## begin Information provided

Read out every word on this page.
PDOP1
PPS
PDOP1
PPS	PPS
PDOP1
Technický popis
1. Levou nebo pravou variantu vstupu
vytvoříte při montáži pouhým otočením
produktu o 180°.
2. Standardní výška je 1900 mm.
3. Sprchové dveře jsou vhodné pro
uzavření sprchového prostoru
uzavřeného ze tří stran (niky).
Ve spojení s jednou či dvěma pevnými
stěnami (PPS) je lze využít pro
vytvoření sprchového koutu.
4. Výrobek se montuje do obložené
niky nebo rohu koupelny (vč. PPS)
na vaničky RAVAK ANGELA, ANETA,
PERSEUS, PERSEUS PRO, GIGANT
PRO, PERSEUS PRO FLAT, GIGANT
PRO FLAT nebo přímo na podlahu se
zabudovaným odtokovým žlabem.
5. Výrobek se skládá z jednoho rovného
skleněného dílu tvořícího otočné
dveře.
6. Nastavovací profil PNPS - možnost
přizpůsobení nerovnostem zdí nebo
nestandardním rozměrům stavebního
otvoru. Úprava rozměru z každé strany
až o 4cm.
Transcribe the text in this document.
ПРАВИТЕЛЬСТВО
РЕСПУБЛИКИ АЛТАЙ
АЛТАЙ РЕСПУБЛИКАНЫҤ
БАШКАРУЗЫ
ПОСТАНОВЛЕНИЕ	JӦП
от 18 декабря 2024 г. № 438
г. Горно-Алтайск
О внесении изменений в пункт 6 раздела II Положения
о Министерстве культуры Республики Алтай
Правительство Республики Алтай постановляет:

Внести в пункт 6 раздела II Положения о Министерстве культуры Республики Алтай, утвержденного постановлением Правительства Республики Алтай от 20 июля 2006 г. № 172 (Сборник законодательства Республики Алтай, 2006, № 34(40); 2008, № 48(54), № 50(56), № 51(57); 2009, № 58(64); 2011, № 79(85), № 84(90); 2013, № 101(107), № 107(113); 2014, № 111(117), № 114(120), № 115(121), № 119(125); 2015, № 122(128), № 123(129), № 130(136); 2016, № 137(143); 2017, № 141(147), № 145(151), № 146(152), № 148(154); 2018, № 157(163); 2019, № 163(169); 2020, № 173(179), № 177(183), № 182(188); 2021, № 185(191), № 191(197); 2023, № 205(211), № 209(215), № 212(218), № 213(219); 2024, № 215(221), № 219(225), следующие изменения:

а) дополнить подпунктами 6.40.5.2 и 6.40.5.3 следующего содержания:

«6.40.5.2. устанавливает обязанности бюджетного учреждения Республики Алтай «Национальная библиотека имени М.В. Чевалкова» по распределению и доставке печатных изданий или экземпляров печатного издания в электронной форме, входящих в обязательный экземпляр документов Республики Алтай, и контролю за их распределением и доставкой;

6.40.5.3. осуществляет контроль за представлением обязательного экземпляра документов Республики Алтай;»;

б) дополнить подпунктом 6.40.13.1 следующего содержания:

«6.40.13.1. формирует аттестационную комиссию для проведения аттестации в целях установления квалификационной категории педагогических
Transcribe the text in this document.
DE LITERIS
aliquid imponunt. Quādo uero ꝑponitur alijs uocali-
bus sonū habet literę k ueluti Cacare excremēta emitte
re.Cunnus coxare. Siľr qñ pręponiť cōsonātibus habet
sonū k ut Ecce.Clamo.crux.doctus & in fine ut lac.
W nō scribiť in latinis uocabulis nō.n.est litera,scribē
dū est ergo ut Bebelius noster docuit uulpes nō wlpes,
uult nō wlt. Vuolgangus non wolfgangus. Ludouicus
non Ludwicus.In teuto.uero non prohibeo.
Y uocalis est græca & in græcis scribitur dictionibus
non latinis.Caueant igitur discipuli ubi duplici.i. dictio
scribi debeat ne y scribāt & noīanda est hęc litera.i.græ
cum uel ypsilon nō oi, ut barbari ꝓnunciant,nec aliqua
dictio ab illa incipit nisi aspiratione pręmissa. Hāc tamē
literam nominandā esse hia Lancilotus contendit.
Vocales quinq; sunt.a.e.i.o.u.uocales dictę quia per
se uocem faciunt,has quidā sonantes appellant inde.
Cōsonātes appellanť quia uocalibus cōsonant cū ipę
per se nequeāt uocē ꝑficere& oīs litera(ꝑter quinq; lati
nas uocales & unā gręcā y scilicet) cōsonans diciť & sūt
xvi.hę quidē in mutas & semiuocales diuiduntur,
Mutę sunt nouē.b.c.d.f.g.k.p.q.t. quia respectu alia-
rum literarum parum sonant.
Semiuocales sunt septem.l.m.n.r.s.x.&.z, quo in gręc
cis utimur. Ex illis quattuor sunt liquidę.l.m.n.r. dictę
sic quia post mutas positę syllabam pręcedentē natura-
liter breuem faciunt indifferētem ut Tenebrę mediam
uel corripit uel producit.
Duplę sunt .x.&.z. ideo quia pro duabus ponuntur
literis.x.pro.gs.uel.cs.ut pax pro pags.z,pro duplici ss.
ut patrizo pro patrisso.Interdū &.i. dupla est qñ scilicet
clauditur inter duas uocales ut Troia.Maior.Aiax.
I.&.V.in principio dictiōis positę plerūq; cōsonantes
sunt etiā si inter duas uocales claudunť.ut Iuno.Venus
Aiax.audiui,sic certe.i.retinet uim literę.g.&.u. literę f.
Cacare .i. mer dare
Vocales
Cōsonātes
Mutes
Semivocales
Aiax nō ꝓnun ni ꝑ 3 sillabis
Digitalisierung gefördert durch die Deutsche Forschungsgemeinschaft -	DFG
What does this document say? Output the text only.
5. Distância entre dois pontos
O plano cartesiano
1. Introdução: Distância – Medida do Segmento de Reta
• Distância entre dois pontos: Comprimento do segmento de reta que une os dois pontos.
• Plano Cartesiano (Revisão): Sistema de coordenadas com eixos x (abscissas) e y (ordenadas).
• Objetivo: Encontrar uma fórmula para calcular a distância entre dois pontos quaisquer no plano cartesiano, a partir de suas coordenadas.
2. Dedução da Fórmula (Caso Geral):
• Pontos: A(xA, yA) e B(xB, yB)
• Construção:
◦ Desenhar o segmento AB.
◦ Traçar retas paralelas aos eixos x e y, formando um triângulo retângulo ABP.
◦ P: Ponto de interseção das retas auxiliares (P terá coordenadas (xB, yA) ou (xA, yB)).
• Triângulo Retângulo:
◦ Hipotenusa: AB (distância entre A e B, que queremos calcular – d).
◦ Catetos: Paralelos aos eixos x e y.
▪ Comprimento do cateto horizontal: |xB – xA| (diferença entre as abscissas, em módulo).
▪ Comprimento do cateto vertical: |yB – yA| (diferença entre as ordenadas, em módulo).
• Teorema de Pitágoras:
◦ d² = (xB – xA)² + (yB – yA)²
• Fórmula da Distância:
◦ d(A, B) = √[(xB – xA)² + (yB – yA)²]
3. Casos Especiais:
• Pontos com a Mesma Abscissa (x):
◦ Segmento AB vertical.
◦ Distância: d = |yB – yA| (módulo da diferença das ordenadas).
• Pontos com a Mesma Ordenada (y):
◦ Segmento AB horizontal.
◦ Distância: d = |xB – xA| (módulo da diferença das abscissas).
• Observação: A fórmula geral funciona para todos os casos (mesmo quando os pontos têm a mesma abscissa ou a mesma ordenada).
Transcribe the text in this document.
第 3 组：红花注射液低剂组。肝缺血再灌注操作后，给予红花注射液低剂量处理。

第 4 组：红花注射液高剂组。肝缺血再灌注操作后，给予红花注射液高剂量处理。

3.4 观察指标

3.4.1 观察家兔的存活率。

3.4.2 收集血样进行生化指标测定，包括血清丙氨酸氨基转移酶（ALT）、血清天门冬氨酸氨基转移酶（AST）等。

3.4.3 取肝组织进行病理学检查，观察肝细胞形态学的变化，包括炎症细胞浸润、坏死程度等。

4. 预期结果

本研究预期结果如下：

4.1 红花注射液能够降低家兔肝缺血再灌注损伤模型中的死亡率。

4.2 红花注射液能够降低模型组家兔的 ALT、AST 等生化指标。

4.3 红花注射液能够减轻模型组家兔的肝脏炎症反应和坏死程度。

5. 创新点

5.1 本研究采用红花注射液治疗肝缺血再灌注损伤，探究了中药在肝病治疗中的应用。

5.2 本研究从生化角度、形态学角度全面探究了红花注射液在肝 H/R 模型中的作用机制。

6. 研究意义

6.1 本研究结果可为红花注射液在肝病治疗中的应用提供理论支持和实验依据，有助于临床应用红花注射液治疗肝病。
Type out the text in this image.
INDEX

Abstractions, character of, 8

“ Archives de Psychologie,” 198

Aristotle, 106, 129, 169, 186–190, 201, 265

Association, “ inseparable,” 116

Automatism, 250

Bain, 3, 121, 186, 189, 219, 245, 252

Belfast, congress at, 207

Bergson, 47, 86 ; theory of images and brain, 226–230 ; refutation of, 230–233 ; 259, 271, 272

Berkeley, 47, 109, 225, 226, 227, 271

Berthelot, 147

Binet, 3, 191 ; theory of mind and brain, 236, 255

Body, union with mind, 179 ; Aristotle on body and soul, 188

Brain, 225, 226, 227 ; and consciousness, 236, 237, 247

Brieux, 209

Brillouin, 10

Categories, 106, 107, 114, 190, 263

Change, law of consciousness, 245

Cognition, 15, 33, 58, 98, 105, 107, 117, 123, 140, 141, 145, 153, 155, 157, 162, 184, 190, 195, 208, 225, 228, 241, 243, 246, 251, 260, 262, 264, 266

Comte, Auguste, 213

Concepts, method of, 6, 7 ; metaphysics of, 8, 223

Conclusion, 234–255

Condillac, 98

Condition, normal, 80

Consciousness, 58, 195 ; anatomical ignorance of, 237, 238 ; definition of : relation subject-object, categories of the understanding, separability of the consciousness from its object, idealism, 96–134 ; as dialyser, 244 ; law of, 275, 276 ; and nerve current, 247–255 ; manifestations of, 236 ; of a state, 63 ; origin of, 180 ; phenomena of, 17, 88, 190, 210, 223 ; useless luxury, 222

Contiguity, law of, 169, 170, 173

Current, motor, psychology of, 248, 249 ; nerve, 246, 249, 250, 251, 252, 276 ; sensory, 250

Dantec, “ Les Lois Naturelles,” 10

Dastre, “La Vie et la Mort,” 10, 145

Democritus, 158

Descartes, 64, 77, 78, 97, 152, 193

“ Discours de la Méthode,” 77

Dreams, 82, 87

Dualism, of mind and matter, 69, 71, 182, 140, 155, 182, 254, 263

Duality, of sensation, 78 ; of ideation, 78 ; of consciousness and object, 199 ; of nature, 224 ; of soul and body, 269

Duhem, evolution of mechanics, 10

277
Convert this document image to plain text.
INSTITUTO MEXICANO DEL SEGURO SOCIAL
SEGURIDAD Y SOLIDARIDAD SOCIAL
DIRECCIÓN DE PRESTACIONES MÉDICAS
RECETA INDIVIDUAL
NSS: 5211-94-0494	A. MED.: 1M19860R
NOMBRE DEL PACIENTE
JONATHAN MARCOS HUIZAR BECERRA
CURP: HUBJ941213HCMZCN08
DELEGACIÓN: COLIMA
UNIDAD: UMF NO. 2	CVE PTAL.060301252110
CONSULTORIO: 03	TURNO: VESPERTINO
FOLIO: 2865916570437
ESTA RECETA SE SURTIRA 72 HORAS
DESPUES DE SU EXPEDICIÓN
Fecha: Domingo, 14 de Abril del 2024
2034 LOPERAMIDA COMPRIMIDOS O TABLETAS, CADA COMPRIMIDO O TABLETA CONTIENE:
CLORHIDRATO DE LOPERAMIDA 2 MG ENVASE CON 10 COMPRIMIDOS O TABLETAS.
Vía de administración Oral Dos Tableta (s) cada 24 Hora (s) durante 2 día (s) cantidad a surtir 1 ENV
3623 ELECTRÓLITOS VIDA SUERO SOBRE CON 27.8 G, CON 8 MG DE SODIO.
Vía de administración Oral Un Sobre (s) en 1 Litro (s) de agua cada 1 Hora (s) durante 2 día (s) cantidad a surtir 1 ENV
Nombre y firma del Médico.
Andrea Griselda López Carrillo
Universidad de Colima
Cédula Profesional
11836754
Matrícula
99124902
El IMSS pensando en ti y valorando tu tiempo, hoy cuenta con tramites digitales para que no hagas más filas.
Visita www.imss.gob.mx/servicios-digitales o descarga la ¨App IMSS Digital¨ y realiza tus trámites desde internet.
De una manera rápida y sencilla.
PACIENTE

## end Information provided

**Problem**. Copy every line in the entries above that has the string "eixos" in it.

**Expected answer**.
• Plano Cartesiano (Revisão): Sistema de coordenadas com eixos x (abscissas) e y (ordenadas).
◦ Traçar retas paralelas aos eixos x e y, formando um triângulo retângulo ABP.
◦ Catetos: Paralelos aos eixos x e y.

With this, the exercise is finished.